* Exercise brief: Locate and copy each line in the data that contains the word "title".
* start Rows *
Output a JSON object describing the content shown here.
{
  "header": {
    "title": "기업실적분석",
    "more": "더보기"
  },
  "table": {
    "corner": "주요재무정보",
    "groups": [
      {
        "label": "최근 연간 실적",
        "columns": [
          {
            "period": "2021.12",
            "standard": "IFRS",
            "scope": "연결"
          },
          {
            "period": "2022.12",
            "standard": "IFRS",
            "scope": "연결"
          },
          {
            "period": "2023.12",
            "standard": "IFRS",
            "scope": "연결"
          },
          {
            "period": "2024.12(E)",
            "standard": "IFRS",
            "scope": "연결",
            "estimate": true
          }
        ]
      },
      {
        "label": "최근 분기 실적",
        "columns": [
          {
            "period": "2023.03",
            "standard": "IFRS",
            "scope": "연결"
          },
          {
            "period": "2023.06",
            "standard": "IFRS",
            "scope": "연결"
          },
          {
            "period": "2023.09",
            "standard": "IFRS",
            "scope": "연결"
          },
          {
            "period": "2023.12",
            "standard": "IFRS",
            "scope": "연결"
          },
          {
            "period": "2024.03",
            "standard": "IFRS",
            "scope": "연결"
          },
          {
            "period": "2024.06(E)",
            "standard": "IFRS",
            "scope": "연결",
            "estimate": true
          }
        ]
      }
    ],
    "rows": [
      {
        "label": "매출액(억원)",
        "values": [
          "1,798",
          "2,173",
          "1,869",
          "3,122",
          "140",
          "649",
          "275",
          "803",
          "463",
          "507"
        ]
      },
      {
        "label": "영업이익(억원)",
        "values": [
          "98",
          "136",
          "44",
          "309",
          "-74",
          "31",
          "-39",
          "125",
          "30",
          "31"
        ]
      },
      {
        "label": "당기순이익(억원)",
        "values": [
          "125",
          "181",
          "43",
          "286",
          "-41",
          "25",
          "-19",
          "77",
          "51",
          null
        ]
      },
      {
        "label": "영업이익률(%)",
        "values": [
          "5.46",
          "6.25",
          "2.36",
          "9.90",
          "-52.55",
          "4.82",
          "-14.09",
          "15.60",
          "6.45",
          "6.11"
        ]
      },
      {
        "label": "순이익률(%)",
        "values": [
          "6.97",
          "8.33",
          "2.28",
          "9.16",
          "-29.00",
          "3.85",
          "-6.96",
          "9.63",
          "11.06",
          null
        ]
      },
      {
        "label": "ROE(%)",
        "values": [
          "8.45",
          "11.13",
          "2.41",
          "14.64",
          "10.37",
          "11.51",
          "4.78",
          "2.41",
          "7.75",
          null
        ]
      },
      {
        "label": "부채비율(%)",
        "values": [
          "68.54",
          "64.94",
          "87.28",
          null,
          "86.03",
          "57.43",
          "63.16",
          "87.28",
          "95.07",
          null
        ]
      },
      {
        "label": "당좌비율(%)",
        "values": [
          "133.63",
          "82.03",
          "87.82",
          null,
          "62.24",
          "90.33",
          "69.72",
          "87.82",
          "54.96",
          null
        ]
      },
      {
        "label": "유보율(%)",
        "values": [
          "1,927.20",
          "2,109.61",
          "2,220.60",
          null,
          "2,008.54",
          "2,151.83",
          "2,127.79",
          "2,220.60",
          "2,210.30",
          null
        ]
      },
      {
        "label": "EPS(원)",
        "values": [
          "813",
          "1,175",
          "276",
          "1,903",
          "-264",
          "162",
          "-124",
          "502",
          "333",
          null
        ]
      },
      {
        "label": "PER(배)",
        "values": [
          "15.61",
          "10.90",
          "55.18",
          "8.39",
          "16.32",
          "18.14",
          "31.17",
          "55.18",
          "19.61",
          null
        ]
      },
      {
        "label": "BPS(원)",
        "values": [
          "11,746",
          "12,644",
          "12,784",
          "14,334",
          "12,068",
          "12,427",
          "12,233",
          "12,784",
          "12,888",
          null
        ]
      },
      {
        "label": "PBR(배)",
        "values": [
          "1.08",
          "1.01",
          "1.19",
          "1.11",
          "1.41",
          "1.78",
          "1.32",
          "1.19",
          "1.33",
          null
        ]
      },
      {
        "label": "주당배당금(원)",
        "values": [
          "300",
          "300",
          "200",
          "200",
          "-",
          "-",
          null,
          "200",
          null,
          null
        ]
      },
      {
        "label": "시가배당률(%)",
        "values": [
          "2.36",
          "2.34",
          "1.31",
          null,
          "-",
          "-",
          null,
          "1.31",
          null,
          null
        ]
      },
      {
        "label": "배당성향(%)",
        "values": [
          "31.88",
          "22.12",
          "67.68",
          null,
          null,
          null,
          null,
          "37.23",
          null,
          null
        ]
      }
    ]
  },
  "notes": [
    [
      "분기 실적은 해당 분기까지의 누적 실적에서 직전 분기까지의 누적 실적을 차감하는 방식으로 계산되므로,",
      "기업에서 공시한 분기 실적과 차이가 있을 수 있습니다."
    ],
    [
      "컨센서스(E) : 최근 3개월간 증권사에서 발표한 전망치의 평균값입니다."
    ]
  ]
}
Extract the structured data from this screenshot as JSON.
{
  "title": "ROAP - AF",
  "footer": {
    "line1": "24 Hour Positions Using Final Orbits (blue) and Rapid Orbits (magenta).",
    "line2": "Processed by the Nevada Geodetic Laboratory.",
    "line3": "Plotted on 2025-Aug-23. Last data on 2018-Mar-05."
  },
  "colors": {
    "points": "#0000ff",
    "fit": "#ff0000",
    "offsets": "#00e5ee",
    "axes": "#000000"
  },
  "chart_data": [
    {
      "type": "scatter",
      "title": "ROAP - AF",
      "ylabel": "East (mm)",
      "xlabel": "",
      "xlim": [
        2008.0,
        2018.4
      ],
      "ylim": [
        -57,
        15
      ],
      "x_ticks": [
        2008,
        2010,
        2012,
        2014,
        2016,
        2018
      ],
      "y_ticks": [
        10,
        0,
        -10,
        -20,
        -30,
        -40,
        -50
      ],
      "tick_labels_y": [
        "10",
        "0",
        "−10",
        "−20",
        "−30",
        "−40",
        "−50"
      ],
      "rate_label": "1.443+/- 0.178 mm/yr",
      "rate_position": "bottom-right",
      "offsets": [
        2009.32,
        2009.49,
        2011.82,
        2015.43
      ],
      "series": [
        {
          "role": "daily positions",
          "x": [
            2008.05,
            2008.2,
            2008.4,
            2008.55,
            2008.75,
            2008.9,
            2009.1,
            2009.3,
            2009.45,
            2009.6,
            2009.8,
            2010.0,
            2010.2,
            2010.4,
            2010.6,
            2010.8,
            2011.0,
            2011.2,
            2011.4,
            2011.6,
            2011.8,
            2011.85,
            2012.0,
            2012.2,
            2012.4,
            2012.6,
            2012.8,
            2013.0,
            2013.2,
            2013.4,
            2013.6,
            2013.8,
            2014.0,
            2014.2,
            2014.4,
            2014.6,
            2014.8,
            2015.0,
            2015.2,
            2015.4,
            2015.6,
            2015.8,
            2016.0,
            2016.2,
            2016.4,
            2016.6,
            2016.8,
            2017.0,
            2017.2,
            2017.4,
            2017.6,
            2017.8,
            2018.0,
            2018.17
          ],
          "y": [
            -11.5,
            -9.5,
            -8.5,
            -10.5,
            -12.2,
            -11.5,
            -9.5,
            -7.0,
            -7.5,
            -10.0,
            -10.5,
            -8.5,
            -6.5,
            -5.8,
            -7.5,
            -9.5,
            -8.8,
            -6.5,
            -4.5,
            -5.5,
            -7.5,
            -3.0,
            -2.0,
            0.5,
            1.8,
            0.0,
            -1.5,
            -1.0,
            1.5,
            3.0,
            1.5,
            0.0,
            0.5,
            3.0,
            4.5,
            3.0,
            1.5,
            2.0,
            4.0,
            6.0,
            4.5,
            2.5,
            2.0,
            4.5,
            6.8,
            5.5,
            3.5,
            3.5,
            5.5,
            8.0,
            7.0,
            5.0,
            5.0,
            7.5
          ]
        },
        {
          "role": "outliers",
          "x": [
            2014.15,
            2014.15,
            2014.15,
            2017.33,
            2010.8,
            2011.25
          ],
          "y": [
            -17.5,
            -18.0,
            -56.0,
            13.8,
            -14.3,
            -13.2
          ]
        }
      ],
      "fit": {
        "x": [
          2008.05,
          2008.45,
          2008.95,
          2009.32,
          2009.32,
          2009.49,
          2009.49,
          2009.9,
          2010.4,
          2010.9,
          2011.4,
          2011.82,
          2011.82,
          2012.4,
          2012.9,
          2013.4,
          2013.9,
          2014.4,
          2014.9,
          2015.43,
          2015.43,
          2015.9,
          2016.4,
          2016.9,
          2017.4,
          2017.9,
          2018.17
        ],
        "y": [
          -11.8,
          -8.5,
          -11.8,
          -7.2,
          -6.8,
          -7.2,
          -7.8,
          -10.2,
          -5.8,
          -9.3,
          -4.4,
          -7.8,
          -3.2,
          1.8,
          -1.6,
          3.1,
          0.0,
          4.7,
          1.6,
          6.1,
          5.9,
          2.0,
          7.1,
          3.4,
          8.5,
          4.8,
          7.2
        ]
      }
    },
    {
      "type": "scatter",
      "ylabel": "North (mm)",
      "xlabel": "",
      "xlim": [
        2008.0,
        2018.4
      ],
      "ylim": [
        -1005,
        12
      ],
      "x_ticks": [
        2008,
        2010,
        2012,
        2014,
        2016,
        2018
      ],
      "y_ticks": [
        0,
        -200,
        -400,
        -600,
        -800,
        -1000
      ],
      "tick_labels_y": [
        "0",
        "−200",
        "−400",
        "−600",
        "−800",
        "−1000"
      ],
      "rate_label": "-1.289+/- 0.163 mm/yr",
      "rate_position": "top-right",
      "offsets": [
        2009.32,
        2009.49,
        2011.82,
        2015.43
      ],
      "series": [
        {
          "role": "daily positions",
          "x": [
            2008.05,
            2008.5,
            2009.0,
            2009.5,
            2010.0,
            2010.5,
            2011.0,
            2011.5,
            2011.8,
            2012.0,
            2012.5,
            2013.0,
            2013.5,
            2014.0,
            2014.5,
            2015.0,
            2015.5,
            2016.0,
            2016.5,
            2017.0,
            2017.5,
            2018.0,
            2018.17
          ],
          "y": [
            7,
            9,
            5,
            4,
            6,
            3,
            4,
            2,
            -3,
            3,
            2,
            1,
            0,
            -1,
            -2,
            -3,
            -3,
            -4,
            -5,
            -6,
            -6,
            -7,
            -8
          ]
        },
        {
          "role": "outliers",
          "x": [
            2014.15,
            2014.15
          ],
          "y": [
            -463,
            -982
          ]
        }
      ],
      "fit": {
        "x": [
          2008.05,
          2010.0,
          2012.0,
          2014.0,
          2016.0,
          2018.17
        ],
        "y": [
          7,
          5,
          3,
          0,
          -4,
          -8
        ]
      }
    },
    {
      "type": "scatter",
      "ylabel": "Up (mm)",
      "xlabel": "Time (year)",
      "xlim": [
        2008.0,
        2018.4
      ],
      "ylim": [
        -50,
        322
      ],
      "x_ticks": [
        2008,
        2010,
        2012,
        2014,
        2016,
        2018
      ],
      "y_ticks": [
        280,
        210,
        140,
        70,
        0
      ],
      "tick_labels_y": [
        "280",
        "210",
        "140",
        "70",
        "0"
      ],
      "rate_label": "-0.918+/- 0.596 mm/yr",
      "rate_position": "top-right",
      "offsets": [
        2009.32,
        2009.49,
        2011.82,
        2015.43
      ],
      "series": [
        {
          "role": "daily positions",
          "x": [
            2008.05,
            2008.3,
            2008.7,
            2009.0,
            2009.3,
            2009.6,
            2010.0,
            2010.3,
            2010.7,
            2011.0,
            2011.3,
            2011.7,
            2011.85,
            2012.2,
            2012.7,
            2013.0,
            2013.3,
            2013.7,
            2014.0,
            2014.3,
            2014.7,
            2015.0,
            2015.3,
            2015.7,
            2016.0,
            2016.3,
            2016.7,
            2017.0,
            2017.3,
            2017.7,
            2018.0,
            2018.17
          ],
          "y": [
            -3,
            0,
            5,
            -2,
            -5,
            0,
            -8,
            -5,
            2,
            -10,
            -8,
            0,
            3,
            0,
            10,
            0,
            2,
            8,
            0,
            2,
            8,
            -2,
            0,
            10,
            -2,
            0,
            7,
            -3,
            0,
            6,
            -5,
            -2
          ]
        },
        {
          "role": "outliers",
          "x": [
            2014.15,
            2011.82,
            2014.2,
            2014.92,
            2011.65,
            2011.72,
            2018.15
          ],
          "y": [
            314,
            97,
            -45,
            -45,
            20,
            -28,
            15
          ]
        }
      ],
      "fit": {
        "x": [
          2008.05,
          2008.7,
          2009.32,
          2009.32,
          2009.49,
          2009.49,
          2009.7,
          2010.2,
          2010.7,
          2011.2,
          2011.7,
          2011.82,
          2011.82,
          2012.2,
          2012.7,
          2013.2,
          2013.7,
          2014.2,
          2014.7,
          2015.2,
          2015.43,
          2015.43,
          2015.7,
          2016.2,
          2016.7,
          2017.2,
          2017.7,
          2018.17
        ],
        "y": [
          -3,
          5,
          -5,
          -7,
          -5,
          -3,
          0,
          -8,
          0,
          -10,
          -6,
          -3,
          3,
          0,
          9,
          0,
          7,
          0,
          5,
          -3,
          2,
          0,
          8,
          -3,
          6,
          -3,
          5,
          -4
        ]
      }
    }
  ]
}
* end Rows *
* Solution to the problem:
    "title": "기업실적분석",
  "title": "ROAP - AF",
      "title": "ROAP - AF",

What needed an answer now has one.